Provided records:
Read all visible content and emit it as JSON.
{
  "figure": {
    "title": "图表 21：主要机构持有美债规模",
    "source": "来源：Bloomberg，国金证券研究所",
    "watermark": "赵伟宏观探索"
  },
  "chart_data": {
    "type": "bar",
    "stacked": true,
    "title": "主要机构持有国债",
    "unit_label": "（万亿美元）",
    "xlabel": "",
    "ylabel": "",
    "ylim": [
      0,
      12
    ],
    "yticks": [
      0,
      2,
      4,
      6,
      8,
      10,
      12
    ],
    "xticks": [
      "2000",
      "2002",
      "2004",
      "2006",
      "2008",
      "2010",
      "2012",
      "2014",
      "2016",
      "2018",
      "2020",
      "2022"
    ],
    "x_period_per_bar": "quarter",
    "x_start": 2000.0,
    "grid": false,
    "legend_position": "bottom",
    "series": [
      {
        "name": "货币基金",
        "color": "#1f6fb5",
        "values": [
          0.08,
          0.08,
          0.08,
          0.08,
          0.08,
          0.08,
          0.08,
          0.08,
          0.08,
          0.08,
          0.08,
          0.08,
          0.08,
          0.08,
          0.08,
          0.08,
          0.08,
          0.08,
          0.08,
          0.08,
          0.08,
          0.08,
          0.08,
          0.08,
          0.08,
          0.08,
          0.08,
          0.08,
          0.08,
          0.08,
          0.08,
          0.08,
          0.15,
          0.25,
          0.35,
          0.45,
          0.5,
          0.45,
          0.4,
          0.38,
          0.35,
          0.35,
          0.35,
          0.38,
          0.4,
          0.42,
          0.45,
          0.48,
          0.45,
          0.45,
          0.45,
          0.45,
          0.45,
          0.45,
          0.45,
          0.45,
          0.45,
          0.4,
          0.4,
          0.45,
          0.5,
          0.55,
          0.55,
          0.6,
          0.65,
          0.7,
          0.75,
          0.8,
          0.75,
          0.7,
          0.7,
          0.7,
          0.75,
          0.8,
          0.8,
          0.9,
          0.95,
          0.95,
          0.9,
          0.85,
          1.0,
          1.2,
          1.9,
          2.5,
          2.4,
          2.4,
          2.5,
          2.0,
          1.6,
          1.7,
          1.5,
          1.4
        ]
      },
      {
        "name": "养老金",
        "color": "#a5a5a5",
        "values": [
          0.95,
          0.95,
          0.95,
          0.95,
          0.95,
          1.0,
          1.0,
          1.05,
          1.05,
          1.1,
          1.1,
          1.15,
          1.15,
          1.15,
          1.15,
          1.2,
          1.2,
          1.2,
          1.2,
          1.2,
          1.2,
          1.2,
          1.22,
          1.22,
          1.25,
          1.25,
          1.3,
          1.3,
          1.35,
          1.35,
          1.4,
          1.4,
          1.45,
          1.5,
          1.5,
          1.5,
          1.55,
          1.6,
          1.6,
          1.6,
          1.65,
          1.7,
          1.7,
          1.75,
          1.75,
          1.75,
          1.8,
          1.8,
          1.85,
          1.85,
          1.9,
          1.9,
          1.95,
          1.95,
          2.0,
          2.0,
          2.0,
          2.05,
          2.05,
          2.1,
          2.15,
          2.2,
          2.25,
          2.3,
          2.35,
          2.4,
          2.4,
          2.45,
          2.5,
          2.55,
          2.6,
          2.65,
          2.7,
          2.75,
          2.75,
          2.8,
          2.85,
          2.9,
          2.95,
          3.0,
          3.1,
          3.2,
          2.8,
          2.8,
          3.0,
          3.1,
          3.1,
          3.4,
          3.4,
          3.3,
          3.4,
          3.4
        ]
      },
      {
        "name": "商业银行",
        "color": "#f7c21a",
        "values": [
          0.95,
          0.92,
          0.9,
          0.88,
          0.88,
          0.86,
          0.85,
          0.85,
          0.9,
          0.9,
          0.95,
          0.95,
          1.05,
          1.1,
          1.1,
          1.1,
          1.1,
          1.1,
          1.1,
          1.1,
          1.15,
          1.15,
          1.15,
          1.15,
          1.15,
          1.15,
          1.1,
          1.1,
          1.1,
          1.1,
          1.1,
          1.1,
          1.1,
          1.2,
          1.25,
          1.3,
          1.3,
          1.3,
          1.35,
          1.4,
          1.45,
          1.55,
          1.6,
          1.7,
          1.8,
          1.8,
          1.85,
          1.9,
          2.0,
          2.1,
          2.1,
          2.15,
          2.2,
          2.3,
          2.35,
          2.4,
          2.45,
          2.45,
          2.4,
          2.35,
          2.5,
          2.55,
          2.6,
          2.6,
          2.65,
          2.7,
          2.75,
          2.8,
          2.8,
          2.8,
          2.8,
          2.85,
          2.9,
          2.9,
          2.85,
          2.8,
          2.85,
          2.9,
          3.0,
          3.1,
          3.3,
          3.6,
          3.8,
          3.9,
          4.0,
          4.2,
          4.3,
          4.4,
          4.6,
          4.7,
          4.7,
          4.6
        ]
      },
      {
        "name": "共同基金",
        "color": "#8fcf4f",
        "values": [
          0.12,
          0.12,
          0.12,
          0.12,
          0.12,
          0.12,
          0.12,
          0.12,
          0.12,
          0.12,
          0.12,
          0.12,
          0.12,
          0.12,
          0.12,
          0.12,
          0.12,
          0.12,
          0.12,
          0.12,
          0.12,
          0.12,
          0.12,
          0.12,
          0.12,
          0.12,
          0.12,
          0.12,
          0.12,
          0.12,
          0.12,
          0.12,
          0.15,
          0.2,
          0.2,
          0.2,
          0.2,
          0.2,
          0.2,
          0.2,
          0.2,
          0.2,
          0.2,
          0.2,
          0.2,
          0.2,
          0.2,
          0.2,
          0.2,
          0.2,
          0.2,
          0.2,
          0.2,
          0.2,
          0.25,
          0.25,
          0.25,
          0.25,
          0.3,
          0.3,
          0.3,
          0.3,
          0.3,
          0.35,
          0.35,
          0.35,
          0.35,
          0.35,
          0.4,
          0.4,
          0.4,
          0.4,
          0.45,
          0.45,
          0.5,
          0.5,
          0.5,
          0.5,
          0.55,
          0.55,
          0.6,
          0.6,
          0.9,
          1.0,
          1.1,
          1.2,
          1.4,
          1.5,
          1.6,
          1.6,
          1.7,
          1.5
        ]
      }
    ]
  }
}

Given instruction:
Retype the whole listing above exactly.

Task result:
Read all visible content and emit it as JSON.
{
  "figure": {
    "title": "图表 21：主要机构持有美债规模",
    "source": "来源：Bloomberg，国金证券研究所",
    "watermark": "赵伟宏观探索"
  },
  "chart_data": {
    "type": "bar",
    "stacked": true,
    "title": "主要机构持有国债",
    "unit_label": "（万亿美元）",
    "xlabel": "",
    "ylabel": "",
    "ylim": [
      0,
      12
    ],
    "yticks": [
      0,
      2,
      4,
      6,
      8,
      10,
      12
    ],
    "xticks": [
      "2000",
      "2002",
      "2004",
      "2006",
      "2008",
      "2010",
      "2012",
      "2014",
      "2016",
      "2018",
      "2020",
      "2022"
    ],
    "x_period_per_bar": "quarter",
    "x_start": 2000.0,
    "grid": false,
    "legend_position": "bottom",
    "series": [
      {
        "name": "货币基金",
        "color": "#1f6fb5",
        "values": [
          0.08,
          0.08,
          0.08,
          0.08,
          0.08,
          0.08,
          0.08,
          0.08,
          0.08,
          0.08,
          0.08,
          0.08,
          0.08,
          0.08,
          0.08,
          0.08,
          0.08,
          0.08,
          0.08,
          0.08,
          0.08,
          0.08,
          0.08,
          0.08,
          0.08,
          0.08,
          0.08,
          0.08,
          0.08,
          0.08,
          0.08,
          0.08,
          0.15,
          0.25,
          0.35,
          0.45,
          0.5,
          0.45,
          0.4,
          0.38,
          0.35,
          0.35,
          0.35,
          0.38,
          0.4,
          0.42,
          0.45,
          0.48,
          0.45,
          0.45,
          0.45,
          0.45,
          0.45,
          0.45,
          0.45,
          0.45,
          0.45,
          0.4,
          0.4,
          0.45,
          0.5,
          0.55,
          0.55,
          0.6,
          0.65,
          0.7,
          0.75,
          0.8,
          0.75,
          0.7,
          0.7,
          0.7,
          0.75,
          0.8,
          0.8,
          0.9,
          0.95,
          0.95,
          0.9,
          0.85,
          1.0,
          1.2,
          1.9,
          2.5,
          2.4,
          2.4,
          2.5,
          2.0,
          1.6,
          1.7,
          1.5,
          1.4
        ]
      },
      {
        "name": "养老金",
        "color": "#a5a5a5",
        "values": [
          0.95,
          0.95,
          0.95,
          0.95,
          0.95,
          1.0,
          1.0,
          1.05,
          1.05,
          1.1,
          1.1,
          1.15,
          1.15,
          1.15,
          1.15,
          1.2,
          1.2,
          1.2,
          1.2,
          1.2,
          1.2,
          1.2,
          1.22,
          1.22,
          1.25,
          1.25,
          1.3,
          1.3,
          1.35,
          1.35,
          1.4,
          1.4,
          1.45,
          1.5,
          1.5,
          1.5,
          1.55,
          1.6,
          1.6,
          1.6,
          1.65,
          1.7,
          1.7,
          1.75,
          1.75,
          1.75,
          1.8,
          1.8,
          1.85,
          1.85,
          1.9,
          1.9,
          1.95,
          1.95,
          2.0,
          2.0,
          2.0,
          2.05,
          2.05,
          2.1,
          2.15,
          2.2,
          2.25,
          2.3,
          2.35,
          2.4,
          2.4,
          2.45,
          2.5,
          2.55,
          2.6,
          2.65,
          2.7,
          2.75,
          2.75,
          2.8,
          2.85,
          2.9,
          2.95,
          3.0,
          3.1,
          3.2,
          2.8,
          2.8,
          3.0,
          3.1,
          3.1,
          3.4,
          3.4,
          3.3,
          3.4,
          3.4
        ]
      },
      {
        "name": "商业银行",
        "color": "#f7c21a",
        "values": [
          0.95,
          0.92,
          0.9,
          0.88,
          0.88,
          0.86,
          0.85,
          0.85,
          0.9,
          0.9,
          0.95,
          0.95,
          1.05,
          1.1,
          1.1,
          1.1,
          1.1,
          1.1,
          1.1,
          1.1,
          1.15,
          1.15,
          1.15,
          1.15,
          1.15,
          1.15,
          1.1,
          1.1,
          1.1,
          1.1,
          1.1,
          1.1,
          1.1,
          1.2,
          1.25,
          1.3,
          1.3,
          1.3,
          1.35,
          1.4,
          1.45,
          1.55,
          1.6,
          1.7,
          1.8,
          1.8,
          1.85,
          1.9,
          2.0,
          2.1,
          2.1,
          2.15,
          2.2,
          2.3,
          2.35,
          2.4,
          2.45,
          2.45,
          2.4,
          2.35,
          2.5,
          2.55,
          2.6,
          2.6,
          2.65,
          2.7,
          2.75,
          2.8,
          2.8,
          2.8,
          2.8,
          2.85,
          2.9,
          2.9,
          2.85,
          2.8,
          2.85,
          2.9,
          3.0,
          3.1,
          3.3,
          3.6,
          3.8,
          3.9,
          4.0,
          4.2,
          4.3,
          4.4,
          4.6,
          4.7,
          4.7,
          4.6
        ]
      },
      {
        "name": "共同基金",
        "color": "#8fcf4f",
        "values": [
          0.12,
          0.12,
          0.12,
          0.12,
          0.12,
          0.12,
          0.12,
          0.12,
          0.12,
          0.12,
          0.12,
          0.12,
          0.12,
          0.12,
          0.12,
          0.12,
          0.12,
          0.12,
          0.12,
          0.12,
          0.12,
          0.12,
          0.12,
          0.12,
          0.12,
          0.12,
          0.12,
          0.12,
          0.12,
          0.12,
          0.12,
          0.12,
          0.15,
          0.2,
          0.2,
          0.2,
          0.2,
          0.2,
          0.2,
          0.2,
          0.2,
          0.2,
          0.2,
          0.2,
          0.2,
          0.2,
          0.2,
          0.2,
          0.2,
          0.2,
          0.2,
          0.2,
          0.2,
          0.2,
          0.25,
          0.25,
          0.25,
          0.25,
          0.3,
          0.3,
          0.3,
          0.3,
          0.3,
          0.35,
          0.35,
          0.35,
          0.35,
          0.35,
          0.4,
          0.4,
          0.4,
          0.4,
          0.45,
          0.45,
          0.5,
          0.5,
          0.5,
          0.5,
          0.55,
          0.55,
          0.6,
          0.6,
          0.9,
          1.0,
          1.1,
          1.2,
          1.4,
          1.5,
          1.6,
          1.6,
          1.7,
          1.5
        ]
      }
    ]
  }
}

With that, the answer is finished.